[Work to complete] All lines featuring the string "Serbu" are to be listed.

[Source records]
• • •
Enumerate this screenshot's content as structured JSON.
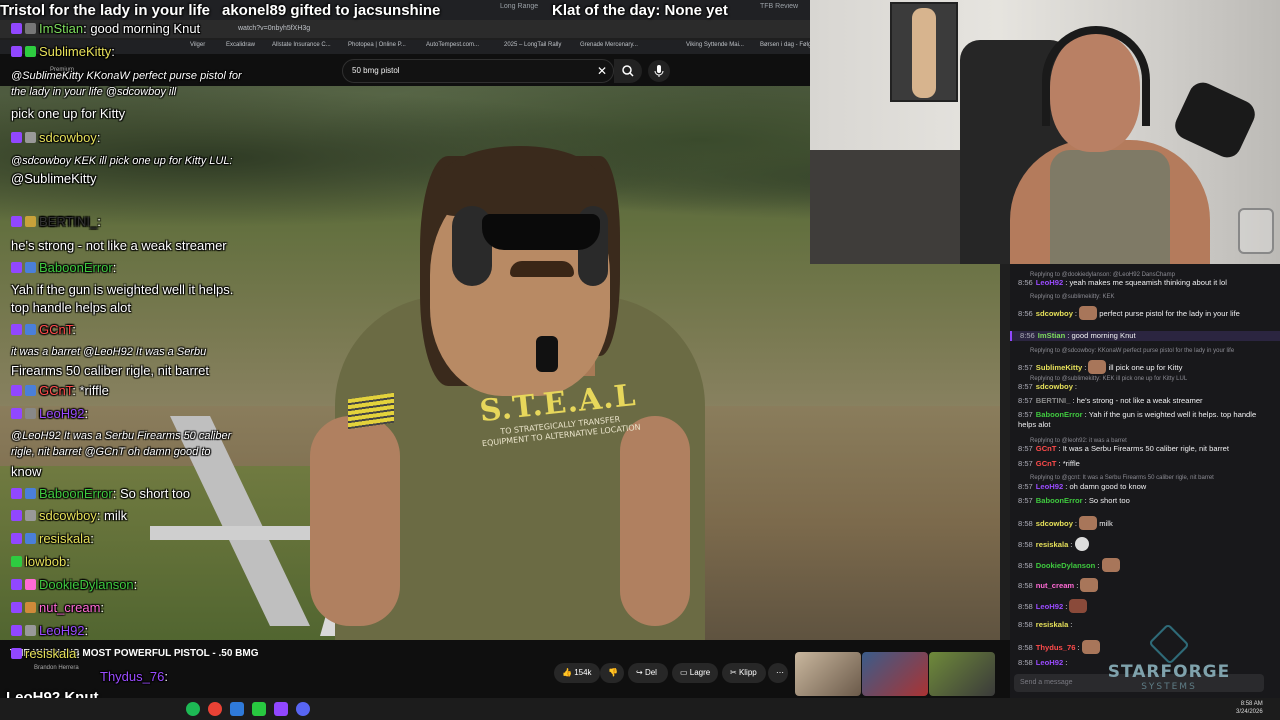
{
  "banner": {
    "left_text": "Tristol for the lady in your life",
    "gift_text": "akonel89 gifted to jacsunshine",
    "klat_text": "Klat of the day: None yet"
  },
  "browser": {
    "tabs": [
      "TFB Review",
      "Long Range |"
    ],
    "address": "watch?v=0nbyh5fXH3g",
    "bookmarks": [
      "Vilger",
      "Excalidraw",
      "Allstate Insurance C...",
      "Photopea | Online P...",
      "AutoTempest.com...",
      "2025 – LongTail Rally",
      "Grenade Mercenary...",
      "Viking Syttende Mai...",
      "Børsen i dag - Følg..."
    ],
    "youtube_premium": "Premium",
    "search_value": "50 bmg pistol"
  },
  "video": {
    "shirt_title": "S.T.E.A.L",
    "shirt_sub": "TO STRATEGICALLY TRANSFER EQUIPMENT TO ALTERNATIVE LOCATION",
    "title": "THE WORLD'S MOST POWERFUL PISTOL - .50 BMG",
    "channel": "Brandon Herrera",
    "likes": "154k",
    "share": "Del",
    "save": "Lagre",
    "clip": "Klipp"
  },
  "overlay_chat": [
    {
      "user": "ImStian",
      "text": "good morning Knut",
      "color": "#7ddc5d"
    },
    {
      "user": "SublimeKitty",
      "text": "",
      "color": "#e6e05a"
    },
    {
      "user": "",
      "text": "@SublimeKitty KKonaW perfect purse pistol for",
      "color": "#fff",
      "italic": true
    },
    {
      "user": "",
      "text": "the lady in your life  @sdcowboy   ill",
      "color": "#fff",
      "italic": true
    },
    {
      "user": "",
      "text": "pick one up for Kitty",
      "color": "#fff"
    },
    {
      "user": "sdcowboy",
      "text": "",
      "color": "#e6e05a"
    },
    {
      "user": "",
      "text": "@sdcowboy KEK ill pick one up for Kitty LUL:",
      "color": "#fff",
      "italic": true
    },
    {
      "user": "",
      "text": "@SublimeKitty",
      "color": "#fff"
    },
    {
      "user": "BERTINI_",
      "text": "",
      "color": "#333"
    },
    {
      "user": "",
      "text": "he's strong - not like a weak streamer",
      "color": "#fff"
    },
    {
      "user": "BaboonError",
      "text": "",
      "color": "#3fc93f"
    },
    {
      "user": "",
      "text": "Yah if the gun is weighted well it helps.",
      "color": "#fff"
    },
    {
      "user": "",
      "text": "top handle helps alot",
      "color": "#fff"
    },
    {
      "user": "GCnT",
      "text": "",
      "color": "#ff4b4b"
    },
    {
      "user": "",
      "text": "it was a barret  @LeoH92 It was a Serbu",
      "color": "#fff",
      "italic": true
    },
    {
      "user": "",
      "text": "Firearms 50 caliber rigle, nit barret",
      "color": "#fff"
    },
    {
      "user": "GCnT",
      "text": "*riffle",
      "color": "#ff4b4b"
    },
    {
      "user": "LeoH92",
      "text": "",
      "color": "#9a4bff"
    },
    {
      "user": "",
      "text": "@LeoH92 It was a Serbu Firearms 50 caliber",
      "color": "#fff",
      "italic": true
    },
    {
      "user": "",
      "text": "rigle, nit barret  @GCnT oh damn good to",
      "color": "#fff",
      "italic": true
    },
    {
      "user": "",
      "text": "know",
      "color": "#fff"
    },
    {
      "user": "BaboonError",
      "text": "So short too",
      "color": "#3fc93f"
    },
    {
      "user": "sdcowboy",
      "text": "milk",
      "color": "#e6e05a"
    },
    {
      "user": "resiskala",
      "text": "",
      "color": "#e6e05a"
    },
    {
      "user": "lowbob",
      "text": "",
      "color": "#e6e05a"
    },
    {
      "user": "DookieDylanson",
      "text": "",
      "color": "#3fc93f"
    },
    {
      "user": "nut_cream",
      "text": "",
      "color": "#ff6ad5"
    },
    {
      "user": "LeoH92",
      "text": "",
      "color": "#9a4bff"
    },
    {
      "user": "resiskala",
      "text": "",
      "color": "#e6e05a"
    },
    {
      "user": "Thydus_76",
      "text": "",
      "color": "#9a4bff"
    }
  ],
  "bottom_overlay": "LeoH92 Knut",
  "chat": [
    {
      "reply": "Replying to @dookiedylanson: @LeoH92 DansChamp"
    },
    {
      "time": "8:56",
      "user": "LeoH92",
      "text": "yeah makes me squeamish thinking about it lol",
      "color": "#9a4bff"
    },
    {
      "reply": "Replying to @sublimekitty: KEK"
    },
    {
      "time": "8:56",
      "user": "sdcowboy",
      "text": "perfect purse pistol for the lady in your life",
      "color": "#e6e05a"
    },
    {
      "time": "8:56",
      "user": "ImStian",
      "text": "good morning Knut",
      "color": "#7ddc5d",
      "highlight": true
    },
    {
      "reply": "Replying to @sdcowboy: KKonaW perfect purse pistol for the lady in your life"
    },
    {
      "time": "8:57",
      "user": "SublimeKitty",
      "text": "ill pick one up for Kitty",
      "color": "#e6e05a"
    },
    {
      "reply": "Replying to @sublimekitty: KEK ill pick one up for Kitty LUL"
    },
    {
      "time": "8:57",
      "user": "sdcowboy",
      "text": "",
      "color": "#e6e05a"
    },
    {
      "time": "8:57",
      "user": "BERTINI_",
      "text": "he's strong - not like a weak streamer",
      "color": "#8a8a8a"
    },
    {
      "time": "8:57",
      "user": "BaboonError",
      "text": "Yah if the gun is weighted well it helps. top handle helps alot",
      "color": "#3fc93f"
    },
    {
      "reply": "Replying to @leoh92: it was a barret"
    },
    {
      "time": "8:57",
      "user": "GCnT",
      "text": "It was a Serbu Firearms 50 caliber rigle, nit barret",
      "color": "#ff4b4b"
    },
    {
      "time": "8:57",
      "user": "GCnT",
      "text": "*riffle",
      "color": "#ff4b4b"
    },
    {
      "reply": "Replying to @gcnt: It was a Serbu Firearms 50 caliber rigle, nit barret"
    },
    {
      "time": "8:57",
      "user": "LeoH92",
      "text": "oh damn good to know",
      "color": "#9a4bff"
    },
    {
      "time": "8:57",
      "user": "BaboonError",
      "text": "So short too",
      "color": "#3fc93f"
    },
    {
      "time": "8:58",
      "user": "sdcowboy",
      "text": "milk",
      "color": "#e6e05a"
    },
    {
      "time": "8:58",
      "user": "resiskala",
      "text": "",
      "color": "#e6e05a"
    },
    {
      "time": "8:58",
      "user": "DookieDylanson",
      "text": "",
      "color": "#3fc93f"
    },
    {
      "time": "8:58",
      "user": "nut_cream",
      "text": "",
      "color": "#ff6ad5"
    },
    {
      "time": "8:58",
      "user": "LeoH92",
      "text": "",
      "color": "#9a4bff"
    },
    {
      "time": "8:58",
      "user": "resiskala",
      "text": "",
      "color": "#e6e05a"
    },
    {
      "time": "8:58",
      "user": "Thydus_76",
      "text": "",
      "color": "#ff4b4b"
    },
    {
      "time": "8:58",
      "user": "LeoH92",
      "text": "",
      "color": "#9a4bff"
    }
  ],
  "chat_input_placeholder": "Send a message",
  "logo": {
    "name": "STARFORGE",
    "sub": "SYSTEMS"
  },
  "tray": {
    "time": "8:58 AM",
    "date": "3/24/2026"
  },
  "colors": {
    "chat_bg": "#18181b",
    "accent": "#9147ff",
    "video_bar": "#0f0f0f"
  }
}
• • •
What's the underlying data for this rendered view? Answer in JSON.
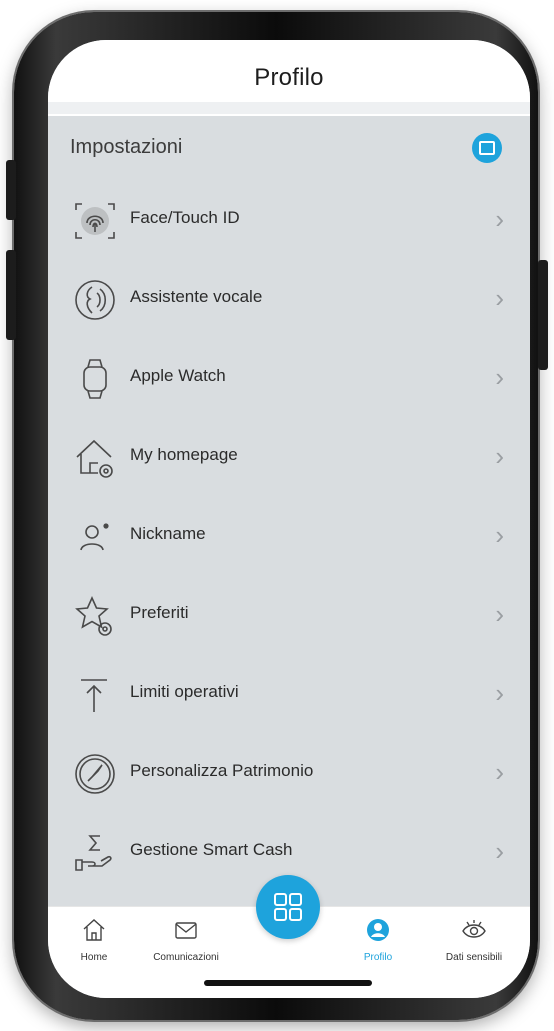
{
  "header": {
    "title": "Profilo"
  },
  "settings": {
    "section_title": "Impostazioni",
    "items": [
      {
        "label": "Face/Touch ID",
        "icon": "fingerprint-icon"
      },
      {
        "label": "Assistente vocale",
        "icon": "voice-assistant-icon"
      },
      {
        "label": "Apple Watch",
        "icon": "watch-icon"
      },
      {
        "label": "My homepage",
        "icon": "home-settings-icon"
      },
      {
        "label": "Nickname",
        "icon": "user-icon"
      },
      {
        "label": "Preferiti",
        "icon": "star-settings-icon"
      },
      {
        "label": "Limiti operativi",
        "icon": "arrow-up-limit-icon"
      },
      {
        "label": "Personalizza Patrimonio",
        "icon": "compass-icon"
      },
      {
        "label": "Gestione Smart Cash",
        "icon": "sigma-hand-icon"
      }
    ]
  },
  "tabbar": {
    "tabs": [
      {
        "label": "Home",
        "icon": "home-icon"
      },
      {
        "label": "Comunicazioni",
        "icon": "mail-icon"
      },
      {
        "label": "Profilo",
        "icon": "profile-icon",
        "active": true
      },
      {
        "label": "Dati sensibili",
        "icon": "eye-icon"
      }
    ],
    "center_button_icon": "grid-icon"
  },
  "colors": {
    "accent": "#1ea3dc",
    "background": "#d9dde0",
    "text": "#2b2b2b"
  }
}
• • •
[Task output]
      "text": "it was a barret  @LeoH92 It was a Serbu",
      "text": "@LeoH92 It was a Serbu Firearms 50 caliber",
      "text": "It was a Serbu Firearms 50 caliber rigle, nit barret",
      "reply": "Replying to @gcnt: It was a Serbu Firearms 50 caliber rigle, nit barret"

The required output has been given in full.